--- start of DATA IN THIS EXERCISE ---
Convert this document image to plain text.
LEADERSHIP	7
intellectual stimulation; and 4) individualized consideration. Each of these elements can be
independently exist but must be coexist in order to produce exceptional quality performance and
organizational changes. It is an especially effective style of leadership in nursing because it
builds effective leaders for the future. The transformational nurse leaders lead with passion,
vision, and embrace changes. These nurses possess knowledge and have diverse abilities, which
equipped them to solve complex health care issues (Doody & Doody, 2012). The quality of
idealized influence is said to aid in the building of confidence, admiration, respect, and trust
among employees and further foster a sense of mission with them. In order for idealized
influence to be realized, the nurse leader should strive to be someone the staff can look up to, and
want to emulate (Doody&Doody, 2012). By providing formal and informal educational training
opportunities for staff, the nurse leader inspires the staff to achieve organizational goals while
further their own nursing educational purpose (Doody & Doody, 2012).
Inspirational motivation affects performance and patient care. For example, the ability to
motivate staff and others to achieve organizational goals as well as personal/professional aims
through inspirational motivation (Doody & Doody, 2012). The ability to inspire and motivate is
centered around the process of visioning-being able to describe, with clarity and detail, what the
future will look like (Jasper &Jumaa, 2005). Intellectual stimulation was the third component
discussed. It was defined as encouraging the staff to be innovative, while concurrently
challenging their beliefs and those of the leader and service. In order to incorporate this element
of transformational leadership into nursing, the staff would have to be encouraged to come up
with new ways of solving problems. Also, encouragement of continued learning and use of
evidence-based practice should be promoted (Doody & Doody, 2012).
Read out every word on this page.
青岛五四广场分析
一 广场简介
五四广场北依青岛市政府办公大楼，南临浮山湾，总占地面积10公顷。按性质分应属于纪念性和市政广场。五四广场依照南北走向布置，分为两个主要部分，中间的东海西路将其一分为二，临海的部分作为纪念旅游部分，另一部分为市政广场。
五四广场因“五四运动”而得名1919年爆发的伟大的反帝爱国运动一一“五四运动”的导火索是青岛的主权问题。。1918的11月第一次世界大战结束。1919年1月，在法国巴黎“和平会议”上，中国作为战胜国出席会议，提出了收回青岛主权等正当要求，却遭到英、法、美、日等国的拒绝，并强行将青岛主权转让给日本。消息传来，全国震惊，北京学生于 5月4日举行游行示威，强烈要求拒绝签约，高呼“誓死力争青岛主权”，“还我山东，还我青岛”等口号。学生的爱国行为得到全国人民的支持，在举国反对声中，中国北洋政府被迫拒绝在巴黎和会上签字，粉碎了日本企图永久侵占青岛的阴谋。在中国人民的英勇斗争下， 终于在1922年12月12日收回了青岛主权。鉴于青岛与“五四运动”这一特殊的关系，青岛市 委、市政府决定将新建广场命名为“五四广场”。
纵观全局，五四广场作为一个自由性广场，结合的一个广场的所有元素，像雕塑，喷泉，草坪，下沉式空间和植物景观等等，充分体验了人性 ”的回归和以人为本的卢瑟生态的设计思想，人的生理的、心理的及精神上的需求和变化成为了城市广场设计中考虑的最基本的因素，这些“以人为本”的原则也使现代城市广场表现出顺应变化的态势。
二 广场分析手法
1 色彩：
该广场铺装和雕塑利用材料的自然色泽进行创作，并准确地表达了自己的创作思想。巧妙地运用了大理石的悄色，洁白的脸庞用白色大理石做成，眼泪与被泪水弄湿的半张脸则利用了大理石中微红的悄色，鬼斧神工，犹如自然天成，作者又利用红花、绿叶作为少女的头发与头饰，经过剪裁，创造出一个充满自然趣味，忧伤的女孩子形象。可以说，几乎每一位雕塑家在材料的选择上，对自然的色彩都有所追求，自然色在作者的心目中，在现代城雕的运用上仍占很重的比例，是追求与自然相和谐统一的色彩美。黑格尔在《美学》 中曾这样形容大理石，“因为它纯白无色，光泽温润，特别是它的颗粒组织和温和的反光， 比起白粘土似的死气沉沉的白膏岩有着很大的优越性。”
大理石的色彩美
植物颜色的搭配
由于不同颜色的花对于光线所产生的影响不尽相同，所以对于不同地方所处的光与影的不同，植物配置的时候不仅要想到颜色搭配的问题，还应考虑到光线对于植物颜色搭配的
--- end of DATA IN THIS EXERCISE ---
REQUIRED TASK —
Provide an exact reproduction of all the entries shown above.

WORKED ANSWER —
Convert this document image to plain text.
LEADERSHIP	7
intellectual stimulation; and 4) individualized consideration. Each of these elements can be
independently exist but must be coexist in order to produce exceptional quality performance and
organizational changes. It is an especially effective style of leadership in nursing because it
builds effective leaders for the future. The transformational nurse leaders lead with passion,
vision, and embrace changes. These nurses possess knowledge and have diverse abilities, which
equipped them to solve complex health care issues (Doody & Doody, 2012). The quality of
idealized influence is said to aid in the building of confidence, admiration, respect, and trust
among employees and further foster a sense of mission with them. In order for idealized
influence to be realized, the nurse leader should strive to be someone the staff can look up to, and
want to emulate (Doody&Doody, 2012). By providing formal and informal educational training
opportunities for staff, the nurse leader inspires the staff to achieve organizational goals while
further their own nursing educational purpose (Doody & Doody, 2012).
Inspirational motivation affects performance and patient care. For example, the ability to
motivate staff and others to achieve organizational goals as well as personal/professional aims
through inspirational motivation (Doody & Doody, 2012). The ability to inspire and motivate is
centered around the process of visioning-being able to describe, with clarity and detail, what the
future will look like (Jasper &Jumaa, 2005). Intellectual stimulation was the third component
discussed. It was defined as encouraging the staff to be innovative, while concurrently
challenging their beliefs and those of the leader and service. In order to incorporate this element
of transformational leadership into nursing, the staff would have to be encouraged to come up
with new ways of solving problems. Also, encouragement of continued learning and use of
evidence-based practice should be promoted (Doody & Doody, 2012).
Read out every word on this page.
青岛五四广场分析
一 广场简介
五四广场北依青岛市政府办公大楼，南临浮山湾，总占地面积10公顷。按性质分应属于纪念性和市政广场。五四广场依照南北走向布置，分为两个主要部分，中间的东海西路将其一分为二，临海的部分作为纪念旅游部分，另一部分为市政广场。
五四广场因“五四运动”而得名1919年爆发的伟大的反帝爱国运动一一“五四运动”的导火索是青岛的主权问题。。1918的11月第一次世界大战结束。1919年1月，在法国巴黎“和平会议”上，中国作为战胜国出席会议，提出了收回青岛主权等正当要求，却遭到英、法、美、日等国的拒绝，并强行将青岛主权转让给日本。消息传来，全国震惊，北京学生于 5月4日举行游行示威，强烈要求拒绝签约，高呼“誓死力争青岛主权”，“还我山东，还我青岛”等口号。学生的爱国行为得到全国人民的支持，在举国反对声中，中国北洋政府被迫拒绝在巴黎和会上签字，粉碎了日本企图永久侵占青岛的阴谋。在中国人民的英勇斗争下， 终于在1922年12月12日收回了青岛主权。鉴于青岛与“五四运动”这一特殊的关系，青岛市 委、市政府决定将新建广场命名为“五四广场”。
纵观全局，五四广场作为一个自由性广场，结合的一个广场的所有元素，像雕塑，喷泉，草坪，下沉式空间和植物景观等等，充分体验了人性 ”的回归和以人为本的卢瑟生态的设计思想，人的生理的、心理的及精神上的需求和变化成为了城市广场设计中考虑的最基本的因素，这些“以人为本”的原则也使现代城市广场表现出顺应变化的态势。
二 广场分析手法
1 色彩：
该广场铺装和雕塑利用材料的自然色泽进行创作，并准确地表达了自己的创作思想。巧妙地运用了大理石的悄色，洁白的脸庞用白色大理石做成，眼泪与被泪水弄湿的半张脸则利用了大理石中微红的悄色，鬼斧神工，犹如自然天成，作者又利用红花、绿叶作为少女的头发与头饰，经过剪裁，创造出一个充满自然趣味，忧伤的女孩子形象。可以说，几乎每一位雕塑家在材料的选择上，对自然的色彩都有所追求，自然色在作者的心目中，在现代城雕的运用上仍占很重的比例，是追求与自然相和谐统一的色彩美。黑格尔在《美学》 中曾这样形容大理石，“因为它纯白无色，光泽温润，特别是它的颗粒组织和温和的反光， 比起白粘土似的死气沉沉的白膏岩有着很大的优越性。”
大理石的色彩美
植物颜色的搭配
由于不同颜色的花对于光线所产生的影响不尽相同，所以对于不同地方所处的光与影的不同，植物配置的时候不仅要想到颜色搭配的问题，还应考虑到光线对于植物颜色搭配的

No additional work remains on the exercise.